• Work instructions
Transcribe every record that appears below, exactly and in full.

======== Listing

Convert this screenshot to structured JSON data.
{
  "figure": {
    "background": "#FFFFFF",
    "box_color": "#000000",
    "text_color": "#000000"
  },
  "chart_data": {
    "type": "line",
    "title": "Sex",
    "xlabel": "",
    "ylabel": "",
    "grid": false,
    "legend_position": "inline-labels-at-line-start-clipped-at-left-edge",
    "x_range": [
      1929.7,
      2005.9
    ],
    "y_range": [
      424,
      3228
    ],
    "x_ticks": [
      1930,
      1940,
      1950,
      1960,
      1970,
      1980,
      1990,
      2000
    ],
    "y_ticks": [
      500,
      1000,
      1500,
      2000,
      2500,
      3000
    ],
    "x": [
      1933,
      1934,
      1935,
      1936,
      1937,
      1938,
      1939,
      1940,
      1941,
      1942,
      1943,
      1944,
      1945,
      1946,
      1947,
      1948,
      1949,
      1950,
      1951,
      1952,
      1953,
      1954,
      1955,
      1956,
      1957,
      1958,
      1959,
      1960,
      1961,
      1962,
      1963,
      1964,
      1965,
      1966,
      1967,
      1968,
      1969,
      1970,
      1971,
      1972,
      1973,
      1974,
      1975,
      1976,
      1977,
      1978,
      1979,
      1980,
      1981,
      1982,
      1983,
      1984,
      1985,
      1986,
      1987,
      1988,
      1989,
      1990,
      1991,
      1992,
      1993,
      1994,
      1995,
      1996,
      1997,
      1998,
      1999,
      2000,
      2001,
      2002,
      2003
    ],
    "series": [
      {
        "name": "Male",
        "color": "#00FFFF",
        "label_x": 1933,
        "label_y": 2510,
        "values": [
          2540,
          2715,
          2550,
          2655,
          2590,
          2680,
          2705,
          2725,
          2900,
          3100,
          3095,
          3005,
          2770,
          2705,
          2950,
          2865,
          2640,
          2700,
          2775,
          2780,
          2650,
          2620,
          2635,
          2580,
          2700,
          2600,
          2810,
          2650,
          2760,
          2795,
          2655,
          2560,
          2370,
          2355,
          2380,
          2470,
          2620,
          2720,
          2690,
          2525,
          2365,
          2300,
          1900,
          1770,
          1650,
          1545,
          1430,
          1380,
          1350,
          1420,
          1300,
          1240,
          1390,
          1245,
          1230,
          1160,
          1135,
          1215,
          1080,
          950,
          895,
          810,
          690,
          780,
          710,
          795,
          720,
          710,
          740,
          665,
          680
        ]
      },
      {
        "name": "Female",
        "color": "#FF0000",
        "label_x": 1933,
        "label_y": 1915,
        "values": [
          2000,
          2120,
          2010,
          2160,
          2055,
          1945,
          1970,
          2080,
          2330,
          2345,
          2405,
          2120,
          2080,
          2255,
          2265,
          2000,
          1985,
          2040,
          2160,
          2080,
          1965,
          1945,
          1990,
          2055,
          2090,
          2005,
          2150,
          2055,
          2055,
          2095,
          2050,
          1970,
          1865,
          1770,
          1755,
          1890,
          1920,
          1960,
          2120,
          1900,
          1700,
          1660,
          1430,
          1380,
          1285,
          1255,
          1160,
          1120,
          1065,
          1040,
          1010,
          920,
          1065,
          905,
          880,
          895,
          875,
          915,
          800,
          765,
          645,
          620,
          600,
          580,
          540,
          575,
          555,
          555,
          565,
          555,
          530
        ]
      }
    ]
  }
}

================

• Finished answer
Convert this screenshot to structured JSON data.
{
  "figure": {
    "background": "#FFFFFF",
    "box_color": "#000000",
    "text_color": "#000000"
  },
  "chart_data": {
    "type": "line",
    "title": "Sex",
    "xlabel": "",
    "ylabel": "",
    "grid": false,
    "legend_position": "inline-labels-at-line-start-clipped-at-left-edge",
    "x_range": [
      1929.7,
      2005.9
    ],
    "y_range": [
      424,
      3228
    ],
    "x_ticks": [
      1930,
      1940,
      1950,
      1960,
      1970,
      1980,
      1990,
      2000
    ],
    "y_ticks": [
      500,
      1000,
      1500,
      2000,
      2500,
      3000
    ],
    "x": [
      1933,
      1934,
      1935,
      1936,
      1937,
      1938,
      1939,
      1940,
      1941,
      1942,
      1943,
      1944,
      1945,
      1946,
      1947,
      1948,
      1949,
      1950,
      1951,
      1952,
      1953,
      1954,
      1955,
      1956,
      1957,
      1958,
      1959,
      1960,
      1961,
      1962,
      1963,
      1964,
      1965,
      1966,
      1967,
      1968,
      1969,
      1970,
      1971,
      1972,
      1973,
      1974,
      1975,
      1976,
      1977,
      1978,
      1979,
      1980,
      1981,
      1982,
      1983,
      1984,
      1985,
      1986,
      1987,
      1988,
      1989,
      1990,
      1991,
      1992,
      1993,
      1994,
      1995,
      1996,
      1997,
      1998,
      1999,
      2000,
      2001,
      2002,
      2003
    ],
    "series": [
      {
        "name": "Male",
        "color": "#00FFFF",
        "label_x": 1933,
        "label_y": 2510,
        "values": [
          2540,
          2715,
          2550,
          2655,
          2590,
          2680,
          2705,
          2725,
          2900,
          3100,
          3095,
          3005,
          2770,
          2705,
          2950,
          2865,
          2640,
          2700,
          2775,
          2780,
          2650,
          2620,
          2635,
          2580,
          2700,
          2600,
          2810,
          2650,
          2760,
          2795,
          2655,
          2560,
          2370,
          2355,
          2380,
          2470,
          2620,
          2720,
          2690,
          2525,
          2365,
          2300,
          1900,
          1770,
          1650,
          1545,
          1430,
          1380,
          1350,
          1420,
          1300,
          1240,
          1390,
          1245,
          1230,
          1160,
          1135,
          1215,
          1080,
          950,
          895,
          810,
          690,
          780,
          710,
          795,
          720,
          710,
          740,
          665,
          680
        ]
      },
      {
        "name": "Female",
        "color": "#FF0000",
        "label_x": 1933,
        "label_y": 1915,
        "values": [
          2000,
          2120,
          2010,
          2160,
          2055,
          1945,
          1970,
          2080,
          2330,
          2345,
          2405,
          2120,
          2080,
          2255,
          2265,
          2000,
          1985,
          2040,
          2160,
          2080,
          1965,
          1945,
          1990,
          2055,
          2090,
          2005,
          2150,
          2055,
          2055,
          2095,
          2050,
          1970,
          1865,
          1770,
          1755,
          1890,
          1920,
          1960,
          2120,
          1900,
          1700,
          1660,
          1430,
          1380,
          1285,
          1255,
          1160,
          1120,
          1065,
          1040,
          1010,
          920,
          1065,
          905,
          880,
          895,
          875,
          915,
          800,
          765,
          645,
          620,
          600,
          580,
          540,
          575,
          555,
          555,
          565,
          555,
          530
        ]
      }
    ]
  }
}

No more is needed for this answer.